150 millions d’euros
Pourquoi la France a-t-elle choisi de passer outre le seul instrument d’application de l’Accord pour projeter une opération à haut risque ? Le gouvernement français considère-t-il cet Accord caduc ? Ou ce passage en force viserait à mettre le gouvernement comorien dos au mur et le contraindre à subir l’inacceptable ? La méthode est humiliante et assumée. Elle a eu pour premier effet de déstabiliser le président Azali qui a attendu un mois après la révélation par la presse de l’opération Wuambushu, avant de se réveiller par un communiqué qui n’est pas à la hauteur du camouflet.
Parmi les hypothèses plausibles de l’attitude française, Paris pourrait reprocher des manquements aux engagements de la part des autorités comoriennes, notamment celui de ne pas suffisamment contrôler la circulation non maîtrisée des personnes vers Mayotte. Mais l’on pourrait aussi retourner le reproche et interroger la France sur ce qu’il en est des 16 projets inscrits en annexe dudit Accord et des 150 000 000 d’euros annoncés pour leur financement ? Des projets censés créer les conditions de tarir les raisons qui poussent les jeunes des autres îles à se rendre à Mayotte. S’il y a donc des manquements aux engagements, ils concernent les deux parties.
Trois ans après la signature de cet Accord, aucun rapport du comité de suivi et d’évaluation. Si en dépit de cette évaluation, la France se donne le droit de s’exonérer des termes de l’Accord sans se référer au cadre de concertation, qu’est-ce qui empêche alors le gouvernement comorien d’en faire autant en refusant de son côté cette vague d’expulsions au nom des Comoriens qui disent « Stop à Wuambushu » ? Le sentiment d’humiliation qui a mobilisé les Comoriens depuis plusieurs semaines est d’autant plus insupportable qu’il rejaillit sur tout le continent africain dont le destin est aux mains des Comores. Après les atermoiements sur le sort des immigrés noirs africains en Tunisie, Azali Assoumani, le président en exercice de l’Union africaine, devra démontrer qu’il est capable d’assumer sa mission de défendre la souveraineté et la dignité du continent, en commençant par défendre son propre pays.

Matériel fourni:
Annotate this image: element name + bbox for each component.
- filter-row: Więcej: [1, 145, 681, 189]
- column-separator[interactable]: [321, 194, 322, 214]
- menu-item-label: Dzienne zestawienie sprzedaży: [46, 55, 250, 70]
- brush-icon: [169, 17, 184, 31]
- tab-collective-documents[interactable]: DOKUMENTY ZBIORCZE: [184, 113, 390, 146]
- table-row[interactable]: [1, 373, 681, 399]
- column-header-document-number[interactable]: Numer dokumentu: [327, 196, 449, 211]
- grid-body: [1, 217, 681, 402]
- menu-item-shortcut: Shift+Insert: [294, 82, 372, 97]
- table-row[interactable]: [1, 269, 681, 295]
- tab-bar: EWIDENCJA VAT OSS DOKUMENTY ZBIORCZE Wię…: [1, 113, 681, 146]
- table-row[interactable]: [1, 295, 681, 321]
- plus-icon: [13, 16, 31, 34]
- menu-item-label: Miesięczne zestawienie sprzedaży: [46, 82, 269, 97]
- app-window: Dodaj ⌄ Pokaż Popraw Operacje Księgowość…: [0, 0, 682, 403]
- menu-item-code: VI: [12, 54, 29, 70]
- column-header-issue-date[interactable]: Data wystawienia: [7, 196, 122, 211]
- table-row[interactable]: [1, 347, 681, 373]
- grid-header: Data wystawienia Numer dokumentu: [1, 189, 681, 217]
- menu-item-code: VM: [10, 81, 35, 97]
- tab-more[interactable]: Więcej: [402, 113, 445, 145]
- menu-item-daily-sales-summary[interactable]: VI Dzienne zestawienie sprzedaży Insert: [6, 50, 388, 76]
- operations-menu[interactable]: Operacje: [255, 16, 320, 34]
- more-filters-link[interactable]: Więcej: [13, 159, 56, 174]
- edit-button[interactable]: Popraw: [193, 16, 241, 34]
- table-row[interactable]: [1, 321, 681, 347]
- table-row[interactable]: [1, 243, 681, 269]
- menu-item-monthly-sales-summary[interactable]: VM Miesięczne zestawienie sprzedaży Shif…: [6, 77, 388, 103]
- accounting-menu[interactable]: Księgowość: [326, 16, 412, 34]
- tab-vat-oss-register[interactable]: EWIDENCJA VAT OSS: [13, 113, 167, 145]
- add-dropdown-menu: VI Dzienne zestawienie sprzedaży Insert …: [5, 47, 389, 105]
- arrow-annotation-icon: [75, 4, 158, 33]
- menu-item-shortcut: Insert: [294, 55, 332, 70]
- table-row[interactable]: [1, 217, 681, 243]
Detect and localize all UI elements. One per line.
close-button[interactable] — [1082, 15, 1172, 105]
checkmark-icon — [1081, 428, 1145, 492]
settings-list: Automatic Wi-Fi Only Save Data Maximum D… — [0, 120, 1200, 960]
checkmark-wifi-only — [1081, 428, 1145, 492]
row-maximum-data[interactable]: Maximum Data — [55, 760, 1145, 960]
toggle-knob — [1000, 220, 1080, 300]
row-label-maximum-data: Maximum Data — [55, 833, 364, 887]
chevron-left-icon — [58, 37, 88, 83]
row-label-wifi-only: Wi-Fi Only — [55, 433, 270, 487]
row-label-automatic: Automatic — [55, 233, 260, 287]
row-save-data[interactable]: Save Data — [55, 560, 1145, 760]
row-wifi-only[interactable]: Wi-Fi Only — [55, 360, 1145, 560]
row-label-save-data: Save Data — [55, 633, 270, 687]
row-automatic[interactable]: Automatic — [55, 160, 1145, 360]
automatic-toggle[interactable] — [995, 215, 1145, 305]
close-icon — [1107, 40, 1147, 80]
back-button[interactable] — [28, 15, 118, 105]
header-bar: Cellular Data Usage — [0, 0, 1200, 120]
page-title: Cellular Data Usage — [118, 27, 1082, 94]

Consigne 1:
Relevez tous les noms propres de lieux (pays, îles, villes) cités dans le texte sur l'opération Wuambushu, dans l'ordre de leur première apparition.
Consigne 2:
Reprenez le texte sur l'opération Wuambushu après sa dernière phrase et poursuivez-le.

Résultat 1:
France, Paris, Mayotte, Comores, Tunisie

Résultat 2:
Dans ce combat inégal, ce sont encore une fois les classes populaires d’ici et de là-bas, qui vont trinquer. Les mêmes qui depuis 47 ans boivent la tasse d’une indépendance inachevée, d’un État morcelé, d’un archipel déconstruit jusqu’à son âme et que Paris et Moroni s’apprêtent à en faire des apatrides. Pendant qu’à Maore, la politique se nourrit de l’hystérie et que dans l’autre partie, elle s’abreuve d’inconsistance, la fratrie archipélagique se fracture sur le Rocher et s’épuise dans les eaux souillées de nos propres sépultures. Les mêmes abymes où le volcan et le gaz concentrent les ingrédients d’un joli cocktail Molotov. À moins que l’alternative soit l’émergence d’une cinquième île pour recommencer l’aventure des vivants.
[i] Voir les questions de la députée de Mayotte Estelle Youssouffa à Sébastien Lecornu, ministre des Armées, le 6 avril 2023.
[ii] Cet accord de partenariat renouvelé a été conclu en catimini entre les ministres des Affaires étrangères de la France ( Yves-Le-Drian) et de l’Union des Comores (Mohamed El-Amin Souef), sans consultation des députés, ni des partis politiques alors qu’il porte sur un sujet de souveraineté nationale.
[iii] Si l’Accord porte sur la gestion des flux migratoires, (en aucun moment, il n’évoque le terme d’immigré ou de sans-papiers, mais de circulation des personnes entre les îles, qu’il faudra maîtriser, contrairement aux satires de la députée Estelle Youssouffa, qui n’a certainement pas lu cet Accord. Or, dans le langage diplomatique qui est celui de ce document engageant la France et les Comores, les termes ont un sens.